**Exercise task:** Write out the data verbatim from its first line down to the line holding "The operating lever 19A is at (447, 232).", with both of these lines included.

**Stored records:**
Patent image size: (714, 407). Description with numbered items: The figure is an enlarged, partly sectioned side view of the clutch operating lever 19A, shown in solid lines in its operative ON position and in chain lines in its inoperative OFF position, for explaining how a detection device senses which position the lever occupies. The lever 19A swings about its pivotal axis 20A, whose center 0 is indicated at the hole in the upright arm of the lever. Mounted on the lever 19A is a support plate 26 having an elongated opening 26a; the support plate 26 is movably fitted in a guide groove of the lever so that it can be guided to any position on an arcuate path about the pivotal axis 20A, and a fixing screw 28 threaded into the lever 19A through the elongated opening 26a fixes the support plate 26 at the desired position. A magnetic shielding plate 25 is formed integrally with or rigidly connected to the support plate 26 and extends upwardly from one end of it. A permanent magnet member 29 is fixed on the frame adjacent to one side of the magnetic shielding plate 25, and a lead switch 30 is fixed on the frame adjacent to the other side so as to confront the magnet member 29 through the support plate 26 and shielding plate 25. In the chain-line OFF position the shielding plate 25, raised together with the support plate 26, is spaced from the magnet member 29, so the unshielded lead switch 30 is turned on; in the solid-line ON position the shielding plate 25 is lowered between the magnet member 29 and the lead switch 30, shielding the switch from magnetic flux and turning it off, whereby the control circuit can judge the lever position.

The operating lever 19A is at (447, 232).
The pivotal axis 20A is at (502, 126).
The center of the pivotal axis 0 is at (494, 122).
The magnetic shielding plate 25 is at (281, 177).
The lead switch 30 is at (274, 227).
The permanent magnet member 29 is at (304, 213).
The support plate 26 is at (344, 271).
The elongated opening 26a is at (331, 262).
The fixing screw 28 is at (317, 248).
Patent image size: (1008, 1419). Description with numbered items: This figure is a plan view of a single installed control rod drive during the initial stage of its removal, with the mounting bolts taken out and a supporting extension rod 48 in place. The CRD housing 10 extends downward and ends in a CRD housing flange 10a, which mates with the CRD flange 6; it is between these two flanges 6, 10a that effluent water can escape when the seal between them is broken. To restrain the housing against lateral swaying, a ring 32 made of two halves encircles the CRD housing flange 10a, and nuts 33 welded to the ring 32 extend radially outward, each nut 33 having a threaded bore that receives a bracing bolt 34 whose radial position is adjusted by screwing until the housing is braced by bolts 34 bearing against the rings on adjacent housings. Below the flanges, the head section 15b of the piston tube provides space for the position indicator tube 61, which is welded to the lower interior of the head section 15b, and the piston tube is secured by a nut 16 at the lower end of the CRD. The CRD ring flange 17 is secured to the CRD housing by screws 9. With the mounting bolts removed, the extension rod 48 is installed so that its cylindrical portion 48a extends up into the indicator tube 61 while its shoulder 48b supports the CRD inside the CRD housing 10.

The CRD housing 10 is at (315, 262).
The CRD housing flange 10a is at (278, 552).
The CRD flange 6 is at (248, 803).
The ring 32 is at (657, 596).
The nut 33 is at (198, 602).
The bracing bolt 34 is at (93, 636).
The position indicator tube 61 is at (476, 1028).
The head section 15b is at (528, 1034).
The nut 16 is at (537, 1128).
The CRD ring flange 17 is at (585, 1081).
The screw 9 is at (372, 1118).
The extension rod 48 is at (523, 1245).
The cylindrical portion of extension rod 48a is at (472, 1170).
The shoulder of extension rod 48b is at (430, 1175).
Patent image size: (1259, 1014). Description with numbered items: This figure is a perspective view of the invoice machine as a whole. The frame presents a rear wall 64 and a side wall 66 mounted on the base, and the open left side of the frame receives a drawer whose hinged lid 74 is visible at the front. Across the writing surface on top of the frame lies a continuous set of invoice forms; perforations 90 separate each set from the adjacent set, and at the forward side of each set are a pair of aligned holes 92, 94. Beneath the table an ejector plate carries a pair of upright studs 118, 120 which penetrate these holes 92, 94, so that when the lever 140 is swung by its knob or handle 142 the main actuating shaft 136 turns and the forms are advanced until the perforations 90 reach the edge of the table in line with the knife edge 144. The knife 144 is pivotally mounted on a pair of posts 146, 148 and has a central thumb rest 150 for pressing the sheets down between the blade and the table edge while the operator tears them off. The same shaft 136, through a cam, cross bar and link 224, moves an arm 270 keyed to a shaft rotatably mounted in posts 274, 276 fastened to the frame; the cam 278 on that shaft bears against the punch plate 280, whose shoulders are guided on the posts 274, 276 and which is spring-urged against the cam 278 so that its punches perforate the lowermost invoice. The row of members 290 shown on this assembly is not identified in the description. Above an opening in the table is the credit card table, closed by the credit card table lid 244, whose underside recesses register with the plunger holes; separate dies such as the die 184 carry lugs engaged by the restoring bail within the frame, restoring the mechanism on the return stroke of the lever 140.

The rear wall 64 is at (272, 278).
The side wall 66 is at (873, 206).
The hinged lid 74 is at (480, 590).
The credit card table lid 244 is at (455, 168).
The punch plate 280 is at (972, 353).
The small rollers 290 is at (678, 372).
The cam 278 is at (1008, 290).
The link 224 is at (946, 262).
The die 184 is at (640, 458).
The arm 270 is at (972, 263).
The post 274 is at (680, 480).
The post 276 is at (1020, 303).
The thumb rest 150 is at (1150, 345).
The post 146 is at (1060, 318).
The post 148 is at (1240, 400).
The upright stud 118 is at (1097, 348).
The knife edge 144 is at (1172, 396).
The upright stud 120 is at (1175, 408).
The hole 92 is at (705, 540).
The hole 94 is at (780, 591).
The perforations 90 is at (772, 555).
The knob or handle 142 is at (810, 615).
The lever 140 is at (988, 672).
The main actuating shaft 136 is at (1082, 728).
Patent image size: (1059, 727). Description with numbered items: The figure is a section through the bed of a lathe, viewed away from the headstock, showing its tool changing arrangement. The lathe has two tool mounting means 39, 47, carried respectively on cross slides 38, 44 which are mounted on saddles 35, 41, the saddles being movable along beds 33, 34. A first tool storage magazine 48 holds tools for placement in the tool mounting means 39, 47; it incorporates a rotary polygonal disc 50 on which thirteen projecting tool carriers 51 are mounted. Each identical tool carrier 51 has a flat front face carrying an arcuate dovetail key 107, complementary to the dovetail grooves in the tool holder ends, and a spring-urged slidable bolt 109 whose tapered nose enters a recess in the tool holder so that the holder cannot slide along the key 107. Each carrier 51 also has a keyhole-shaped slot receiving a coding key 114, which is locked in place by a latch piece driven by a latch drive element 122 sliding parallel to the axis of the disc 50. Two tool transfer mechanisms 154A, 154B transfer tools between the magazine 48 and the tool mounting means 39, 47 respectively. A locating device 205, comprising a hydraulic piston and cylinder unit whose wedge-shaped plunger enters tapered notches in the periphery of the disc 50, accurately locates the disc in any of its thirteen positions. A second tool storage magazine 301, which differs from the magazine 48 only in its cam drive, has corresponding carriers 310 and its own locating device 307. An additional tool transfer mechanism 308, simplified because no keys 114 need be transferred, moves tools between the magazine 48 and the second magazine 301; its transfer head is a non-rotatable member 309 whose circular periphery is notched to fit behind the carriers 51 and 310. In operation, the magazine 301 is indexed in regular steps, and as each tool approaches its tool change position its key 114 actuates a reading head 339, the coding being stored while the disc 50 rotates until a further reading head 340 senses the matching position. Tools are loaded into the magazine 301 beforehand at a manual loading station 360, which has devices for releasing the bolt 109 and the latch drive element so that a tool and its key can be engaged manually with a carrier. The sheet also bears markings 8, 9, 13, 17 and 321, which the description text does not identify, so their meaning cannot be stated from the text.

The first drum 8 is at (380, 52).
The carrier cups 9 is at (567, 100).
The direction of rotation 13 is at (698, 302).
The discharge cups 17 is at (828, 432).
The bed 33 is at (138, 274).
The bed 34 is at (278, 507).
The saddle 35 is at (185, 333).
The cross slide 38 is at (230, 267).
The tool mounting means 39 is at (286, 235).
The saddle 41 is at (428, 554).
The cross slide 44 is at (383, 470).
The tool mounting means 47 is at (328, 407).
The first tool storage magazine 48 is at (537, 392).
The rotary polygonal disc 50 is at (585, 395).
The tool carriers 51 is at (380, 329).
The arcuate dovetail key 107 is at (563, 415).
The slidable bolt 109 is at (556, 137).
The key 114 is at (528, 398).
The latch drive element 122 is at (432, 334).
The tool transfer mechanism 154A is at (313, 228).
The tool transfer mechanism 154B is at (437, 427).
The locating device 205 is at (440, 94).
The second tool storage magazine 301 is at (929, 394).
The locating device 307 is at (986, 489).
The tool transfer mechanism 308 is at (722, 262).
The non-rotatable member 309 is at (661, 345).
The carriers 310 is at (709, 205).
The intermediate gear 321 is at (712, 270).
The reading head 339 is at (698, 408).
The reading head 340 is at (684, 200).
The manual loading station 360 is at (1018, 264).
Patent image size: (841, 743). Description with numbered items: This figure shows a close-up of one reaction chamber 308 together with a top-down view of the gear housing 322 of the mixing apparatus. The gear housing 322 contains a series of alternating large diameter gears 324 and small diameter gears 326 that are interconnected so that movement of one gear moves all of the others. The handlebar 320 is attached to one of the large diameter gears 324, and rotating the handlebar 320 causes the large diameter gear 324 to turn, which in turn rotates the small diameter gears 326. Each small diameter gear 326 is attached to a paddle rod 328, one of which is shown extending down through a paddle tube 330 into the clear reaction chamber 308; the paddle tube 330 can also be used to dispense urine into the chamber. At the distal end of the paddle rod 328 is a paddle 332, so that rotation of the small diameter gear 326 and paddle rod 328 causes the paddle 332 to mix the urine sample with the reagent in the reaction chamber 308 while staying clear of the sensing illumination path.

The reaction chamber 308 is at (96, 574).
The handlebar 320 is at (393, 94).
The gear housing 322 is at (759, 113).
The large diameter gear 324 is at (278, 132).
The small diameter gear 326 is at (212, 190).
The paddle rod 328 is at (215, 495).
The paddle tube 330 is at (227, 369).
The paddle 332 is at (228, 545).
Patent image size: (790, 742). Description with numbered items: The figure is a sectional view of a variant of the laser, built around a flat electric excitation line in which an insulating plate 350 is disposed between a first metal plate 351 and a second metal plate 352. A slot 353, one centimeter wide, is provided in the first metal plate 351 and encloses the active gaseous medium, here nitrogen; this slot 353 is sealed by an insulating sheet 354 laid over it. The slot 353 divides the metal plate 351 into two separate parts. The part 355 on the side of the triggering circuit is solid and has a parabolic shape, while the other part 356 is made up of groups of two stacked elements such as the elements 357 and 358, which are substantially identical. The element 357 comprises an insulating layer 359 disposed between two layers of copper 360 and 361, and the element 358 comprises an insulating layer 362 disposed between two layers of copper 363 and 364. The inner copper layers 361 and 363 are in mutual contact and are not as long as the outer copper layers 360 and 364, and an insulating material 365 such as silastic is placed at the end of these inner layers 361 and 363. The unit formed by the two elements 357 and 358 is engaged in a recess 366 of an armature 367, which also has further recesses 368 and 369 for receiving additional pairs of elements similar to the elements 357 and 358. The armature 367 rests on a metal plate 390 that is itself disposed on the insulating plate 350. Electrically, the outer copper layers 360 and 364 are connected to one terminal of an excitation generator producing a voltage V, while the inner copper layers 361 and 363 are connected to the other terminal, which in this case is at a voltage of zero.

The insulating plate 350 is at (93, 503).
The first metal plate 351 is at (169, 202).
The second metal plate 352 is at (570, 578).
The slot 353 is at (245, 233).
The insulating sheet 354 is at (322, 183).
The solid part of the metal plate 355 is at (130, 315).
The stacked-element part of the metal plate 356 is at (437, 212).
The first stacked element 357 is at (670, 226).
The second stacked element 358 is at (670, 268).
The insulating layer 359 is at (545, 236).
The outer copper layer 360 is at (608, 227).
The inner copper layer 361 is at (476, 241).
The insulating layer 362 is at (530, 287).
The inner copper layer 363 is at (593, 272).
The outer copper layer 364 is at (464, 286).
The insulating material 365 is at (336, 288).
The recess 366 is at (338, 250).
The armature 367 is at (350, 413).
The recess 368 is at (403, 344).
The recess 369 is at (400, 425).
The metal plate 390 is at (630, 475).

**Answer for this exercise:**
Patent image size: (714, 407). Description with numbered items: The figure is an enlarged, partly sectioned side view of the clutch operating lever 19A, shown in solid lines in its operative ON position and in chain lines in its inoperative OFF position, for explaining how a detection device senses which position the lever occupies. The lever 19A swings about its pivotal axis 20A, whose center 0 is indicated at the hole in the upright arm of the lever. Mounted on the lever 19A is a support plate 26 having an elongated opening 26a; the support plate 26 is movably fitted in a guide groove of the lever so that it can be guided to any position on an arcuate path about the pivotal axis 20A, and a fixing screw 28 threaded into the lever 19A through the elongated opening 26a fixes the support plate 26 at the desired position. A magnetic shielding plate 25 is formed integrally with or rigidly connected to the support plate 26 and extends upwardly from one end of it. A permanent magnet member 29 is fixed on the frame adjacent to one side of the magnetic shielding plate 25, and a lead switch 30 is fixed on the frame adjacent to the other side so as to confront the magnet member 29 through the support plate 26 and shielding plate 25. In the chain-line OFF position the shielding plate 25, raised together with the support plate 26, is spaced from the magnet member 29, so the unshielded lead switch 30 is turned on; in the solid-line ON position the shielding plate 25 is lowered between the magnet member 29 and the lead switch 30, shielding the switch from magnetic flux and turning it off, whereby the control circuit can judge the lever position.

The operating lever 19A is at (447, 232).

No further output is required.